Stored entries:
####

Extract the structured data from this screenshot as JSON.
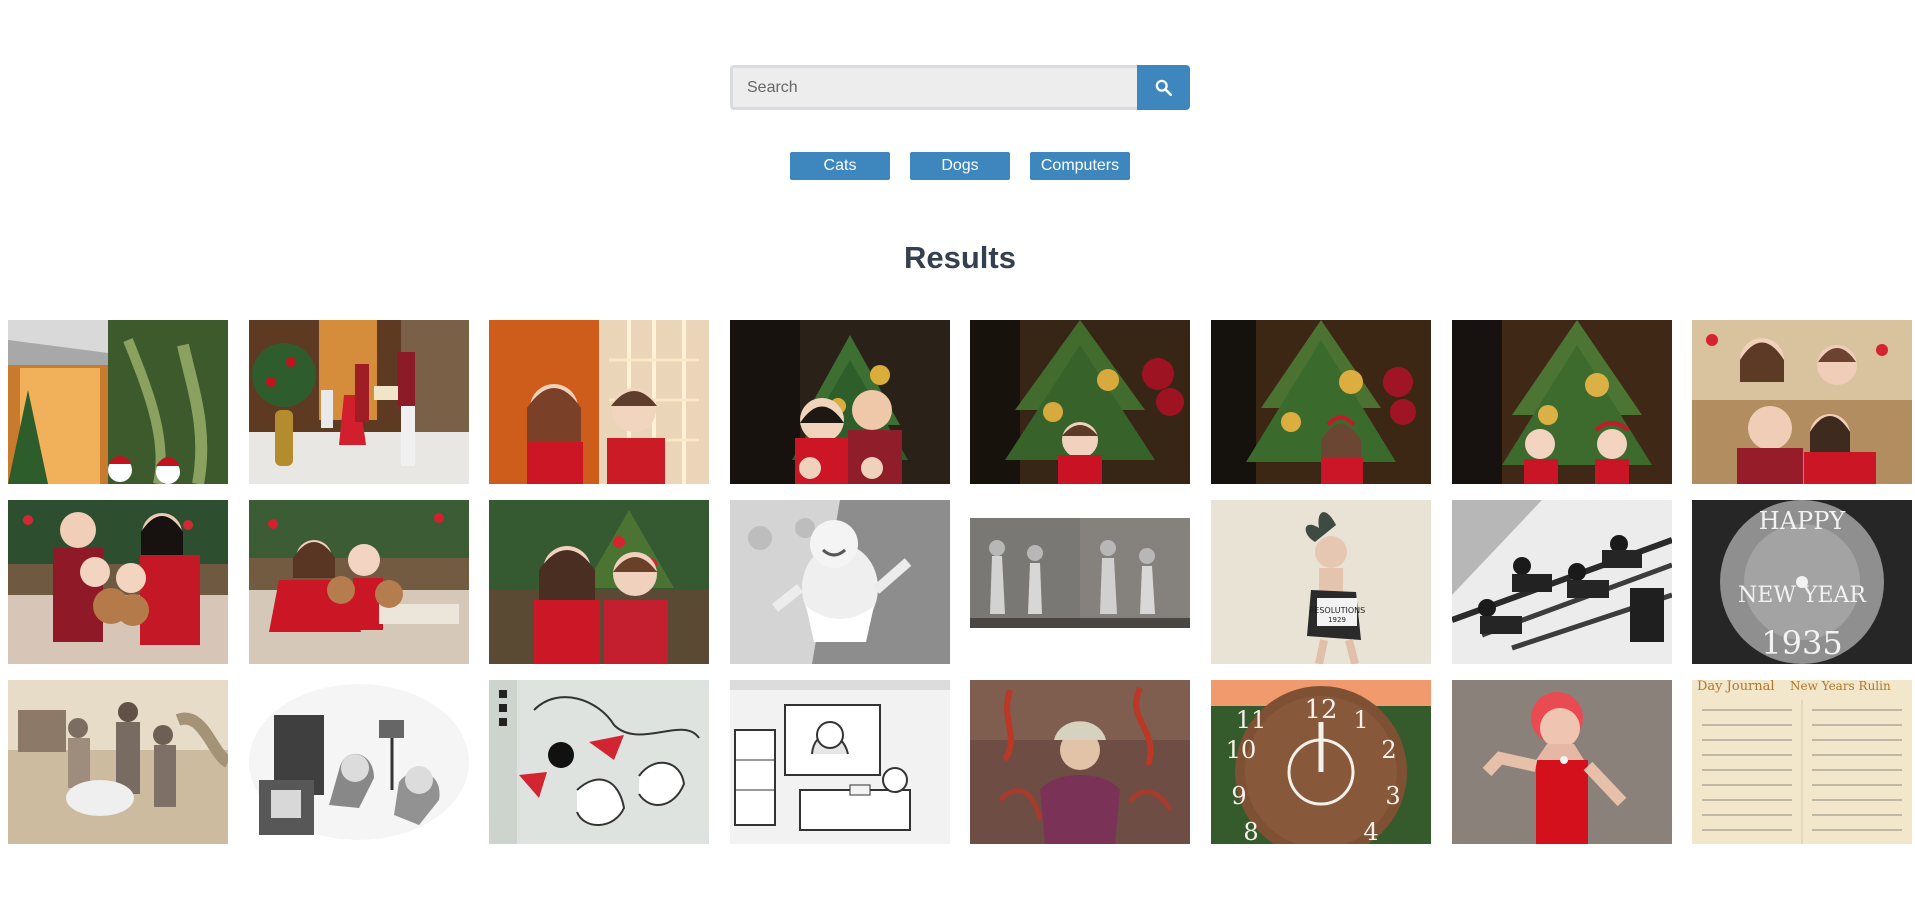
{
  "search": {
    "placeholder": "Search",
    "button_icon": "search-icon"
  },
  "quick_filters": [
    {
      "label": "Cats"
    },
    {
      "label": "Dogs"
    },
    {
      "label": "Computers"
    }
  ],
  "results": {
    "title": "Results"
  },
  "colors": {
    "accent": "#3d86be",
    "heading": "#34404d"
  }
}
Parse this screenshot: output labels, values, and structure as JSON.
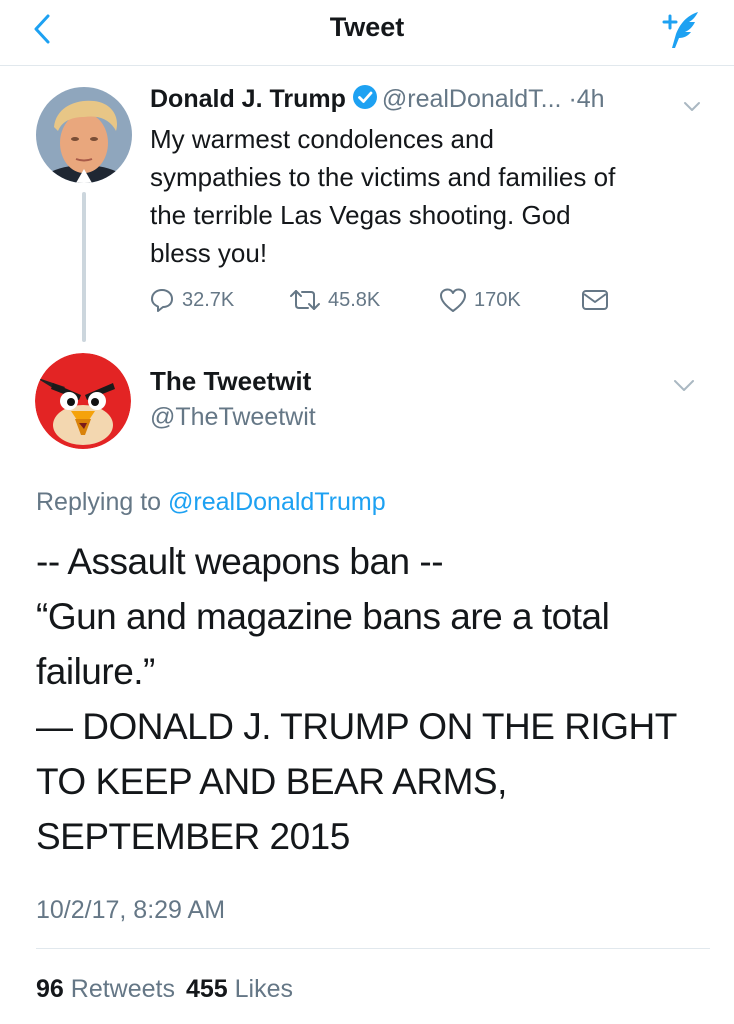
{
  "navbar": {
    "title": "Tweet"
  },
  "tweet1": {
    "name": "Donald J. Trump",
    "handle": "@realDonaldT...",
    "dot": "·",
    "time": "4h",
    "text_lines": [
      "My warmest condolences and",
      "sympathies to the victims and families of",
      "the terrible Las Vegas shooting. God",
      "bless you!"
    ],
    "actions": {
      "replies": "32.7K",
      "retweets": "45.8K",
      "likes": "170K"
    }
  },
  "tweet2": {
    "name": "The Tweetwit",
    "handle": "@TheTweetwit",
    "replying_prefix": "Replying to ",
    "replying_handle": "@realDonaldTrump",
    "text_lines": [
      "-- Assault weapons ban --",
      "“Gun and magazine bans are a total",
      "failure.”",
      "— DONALD J. TRUMP ON THE RIGHT",
      "TO KEEP AND BEAR ARMS,",
      "SEPTEMBER 2015"
    ],
    "date": "10/2/17, 8:29 AM",
    "retweet_count": "96",
    "retweet_label": "Retweets",
    "like_count": "455",
    "like_label": "Likes"
  },
  "colors": {
    "accent": "#1da1f2",
    "secondary_text": "#657786",
    "primary_text": "#14171a",
    "divider": "#e1e8ed"
  },
  "icons": [
    "back-chevron-icon",
    "compose-tweet-icon",
    "verified-badge-icon",
    "caret-down-icon",
    "reply-icon",
    "retweet-icon",
    "like-heart-icon",
    "direct-message-icon"
  ]
}
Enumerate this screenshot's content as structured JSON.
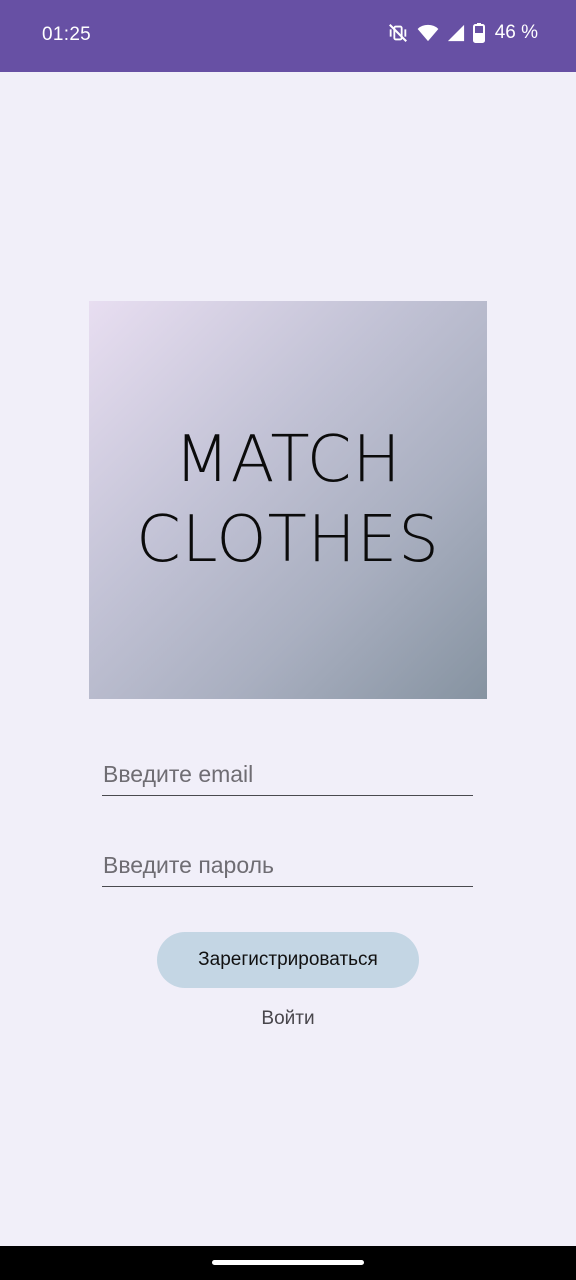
{
  "status_bar": {
    "time": "01:25",
    "battery_percent": "46 %",
    "icons": [
      "vibrate-off-icon",
      "wifi-icon",
      "signal-icon",
      "battery-icon"
    ],
    "background": "#6750a4"
  },
  "logo": {
    "line1": "MATCH",
    "line2": "CLOTHES"
  },
  "form": {
    "email_placeholder": "Введите email",
    "password_placeholder": "Введите пароль",
    "register_label": "Зарегистрироваться",
    "login_label": "Войти"
  },
  "colors": {
    "page_background": "#f1eff9",
    "register_button": "#c4d6e4"
  }
}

####

• _Task goal_: Copy the whole of the material above exactly, but not its images.

• _Correct response_:
Extract the structured data from this screenshot as JSON.
{
  "search": {
    "placeholder": "Search",
    "button_icon": "search-icon"
  },
  "quick_filters": [
    {
      "label": "Cats"
    },
    {
      "label": "Dogs"
    },
    {
      "label": "Computers"
    }
  ],
  "results": {
    "title": "Results"
  },
  "colors": {
    "accent": "#3d86be",
    "heading": "#34404d"
  }
}
Parse this screenshot: output labels, values, and structure as JSON.
{
  "navbar": {
    "title": "Tweet"
  },
  "tweet1": {
    "name": "Donald J. Trump",
    "handle": "@realDonaldT...",
    "dot": "·",
    "time": "4h",
    "text_lines": [
      "My warmest condolences and",
      "sympathies to the victims and families of",
      "the terrible Las Vegas shooting. God",
      "bless you!"
    ],
    "actions": {
      "replies": "32.7K",
      "retweets": "45.8K",
      "likes": "170K"
    }
  },
  "tweet2": {
    "name": "The Tweetwit",
    "handle": "@TheTweetwit",
    "replying_prefix": "Replying to ",
    "replying_handle": "@realDonaldTrump",
    "text_lines": [
      "-- Assault weapons ban --",
      "“Gun and magazine bans are a total",
      "failure.”",
      "— DONALD J. TRUMP ON THE RIGHT",
      "TO KEEP AND BEAR ARMS,",
      "SEPTEMBER 2015"
    ],
    "date": "10/2/17, 8:29 AM",
    "retweet_count": "96",
    "retweet_label": "Retweets",
    "like_count": "455",
    "like_label": "Likes"
  },
  "colors": {
    "accent": "#1da1f2",
    "secondary_text": "#657786",
    "primary_text": "#14171a",
    "divider": "#e1e8ed"
  },
  "icons": [
    "back-chevron-icon",
    "compose-tweet-icon",
    "verified-badge-icon",
    "caret-down-icon",
    "reply-icon",
    "retweet-icon",
    "like-heart-icon",
    "direct-message-icon"
  ]
}
Enumerate this screenshot's content as structured JSON.
{
  "status_bar": {
    "time": "01:25",
    "battery_percent": "46 %",
    "icons": [
      "vibrate-off-icon",
      "wifi-icon",
      "signal-icon",
      "battery-icon"
    ],
    "background": "#6750a4"
  },
  "logo": {
    "line1": "MATCH",
    "line2": "CLOTHES"
  },
  "form": {
    "email_placeholder": "Введите email",
    "password_placeholder": "Введите пароль",
    "register_label": "Зарегистрироваться",
    "login_label": "Войти"
  },
  "colors": {
    "page_background": "#f1eff9",
    "register_button": "#c4d6e4"
  }
}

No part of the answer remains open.